> [Input]
++++++++++

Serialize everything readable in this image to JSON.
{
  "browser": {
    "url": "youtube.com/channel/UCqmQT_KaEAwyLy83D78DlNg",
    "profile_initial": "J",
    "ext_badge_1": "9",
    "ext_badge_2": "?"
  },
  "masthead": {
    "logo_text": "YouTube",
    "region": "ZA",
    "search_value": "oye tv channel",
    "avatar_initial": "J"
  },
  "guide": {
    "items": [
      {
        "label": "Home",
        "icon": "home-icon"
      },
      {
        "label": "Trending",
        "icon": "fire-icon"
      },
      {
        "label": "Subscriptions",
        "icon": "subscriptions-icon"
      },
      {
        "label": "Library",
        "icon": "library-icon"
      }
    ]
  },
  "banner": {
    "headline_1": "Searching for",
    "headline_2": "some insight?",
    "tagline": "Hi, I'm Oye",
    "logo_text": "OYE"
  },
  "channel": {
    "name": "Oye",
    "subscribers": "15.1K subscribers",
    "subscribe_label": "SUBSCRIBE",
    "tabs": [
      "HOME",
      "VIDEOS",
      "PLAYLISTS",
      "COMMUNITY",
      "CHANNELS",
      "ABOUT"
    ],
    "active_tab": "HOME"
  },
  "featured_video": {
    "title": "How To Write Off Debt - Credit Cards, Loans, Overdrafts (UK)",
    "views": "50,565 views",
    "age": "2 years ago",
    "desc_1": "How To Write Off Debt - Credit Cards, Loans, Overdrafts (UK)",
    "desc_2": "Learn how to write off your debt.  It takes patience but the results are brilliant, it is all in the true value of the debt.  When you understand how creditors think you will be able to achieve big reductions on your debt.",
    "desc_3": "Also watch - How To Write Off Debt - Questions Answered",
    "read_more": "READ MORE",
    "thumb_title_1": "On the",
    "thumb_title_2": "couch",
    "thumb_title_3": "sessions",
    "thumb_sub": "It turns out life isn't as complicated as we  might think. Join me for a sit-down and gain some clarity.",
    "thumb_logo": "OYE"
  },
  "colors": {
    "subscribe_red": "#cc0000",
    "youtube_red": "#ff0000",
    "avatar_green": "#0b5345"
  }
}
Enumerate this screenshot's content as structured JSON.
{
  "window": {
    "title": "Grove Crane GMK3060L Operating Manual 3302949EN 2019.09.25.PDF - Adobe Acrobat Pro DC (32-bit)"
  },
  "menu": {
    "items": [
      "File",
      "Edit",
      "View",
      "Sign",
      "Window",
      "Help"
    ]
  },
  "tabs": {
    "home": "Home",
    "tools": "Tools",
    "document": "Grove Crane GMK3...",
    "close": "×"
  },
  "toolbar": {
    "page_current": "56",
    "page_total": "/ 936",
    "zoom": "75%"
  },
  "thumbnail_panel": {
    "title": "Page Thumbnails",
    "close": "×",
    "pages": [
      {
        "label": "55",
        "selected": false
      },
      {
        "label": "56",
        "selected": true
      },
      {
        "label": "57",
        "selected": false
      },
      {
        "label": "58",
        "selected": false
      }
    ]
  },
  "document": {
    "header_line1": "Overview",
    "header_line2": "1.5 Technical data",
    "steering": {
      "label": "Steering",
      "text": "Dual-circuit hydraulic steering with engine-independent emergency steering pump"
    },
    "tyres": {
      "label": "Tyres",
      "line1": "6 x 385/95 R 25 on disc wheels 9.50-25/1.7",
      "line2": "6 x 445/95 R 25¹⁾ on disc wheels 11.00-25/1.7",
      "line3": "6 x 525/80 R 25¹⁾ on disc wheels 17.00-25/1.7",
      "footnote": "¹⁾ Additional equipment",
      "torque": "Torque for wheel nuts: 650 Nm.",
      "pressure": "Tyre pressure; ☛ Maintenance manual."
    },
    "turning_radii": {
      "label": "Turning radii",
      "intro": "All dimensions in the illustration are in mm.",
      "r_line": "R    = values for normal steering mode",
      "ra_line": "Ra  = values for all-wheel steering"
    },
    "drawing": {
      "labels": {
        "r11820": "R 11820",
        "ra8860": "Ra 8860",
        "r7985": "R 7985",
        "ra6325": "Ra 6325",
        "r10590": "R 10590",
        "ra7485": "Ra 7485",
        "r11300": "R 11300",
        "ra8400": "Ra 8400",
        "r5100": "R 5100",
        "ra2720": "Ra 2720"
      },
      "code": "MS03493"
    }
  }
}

++++++++++

> [Exercise description]
Set down only these lines, exactly: the line containing "Enumerate this screenshot's" and each line after it, through the end of the listing.

> [Reply]
Enumerate this screenshot's content as structured JSON.
{
  "window": {
    "title": "Grove Crane GMK3060L Operating Manual 3302949EN 2019.09.25.PDF - Adobe Acrobat Pro DC (32-bit)"
  },
  "menu": {
    "items": [
      "File",
      "Edit",
      "View",
      "Sign",
      "Window",
      "Help"
    ]
  },
  "tabs": {
    "home": "Home",
    "tools": "Tools",
    "document": "Grove Crane GMK3...",
    "close": "×"
  },
  "toolbar": {
    "page_current": "56",
    "page_total": "/ 936",
    "zoom": "75%"
  },
  "thumbnail_panel": {
    "title": "Page Thumbnails",
    "close": "×",
    "pages": [
      {
        "label": "55",
        "selected": false
      },
      {
        "label": "56",
        "selected": true
      },
      {
        "label": "57",
        "selected": false
      },
      {
        "label": "58",
        "selected": false
      }
    ]
  },
  "document": {
    "header_line1": "Overview",
    "header_line2": "1.5 Technical data",
    "steering": {
      "label": "Steering",
      "text": "Dual-circuit hydraulic steering with engine-independent emergency steering pump"
    },
    "tyres": {
      "label": "Tyres",
      "line1": "6 x 385/95 R 25 on disc wheels 9.50-25/1.7",
      "line2": "6 x 445/95 R 25¹⁾ on disc wheels 11.00-25/1.7",
      "line3": "6 x 525/80 R 25¹⁾ on disc wheels 17.00-25/1.7",
      "footnote": "¹⁾ Additional equipment",
      "torque": "Torque for wheel nuts: 650 Nm.",
      "pressure": "Tyre pressure; ☛ Maintenance manual."
    },
    "turning_radii": {
      "label": "Turning radii",
      "intro": "All dimensions in the illustration are in mm.",
      "r_line": "R    = values for normal steering mode",
      "ra_line": "Ra  = values for all-wheel steering"
    },
    "drawing": {
      "labels": {
        "r11820": "R 11820",
        "ra8860": "Ra 8860",
        "r7985": "R 7985",
        "ra6325": "Ra 6325",
        "r10590": "R 10590",
        "ra7485": "Ra 7485",
        "r11300": "R 11300",
        "ra8400": "Ra 8400",
        "r5100": "R 5100",
        "ra2720": "Ra 2720"
      },
      "code": "MS03493"
    }
  }
}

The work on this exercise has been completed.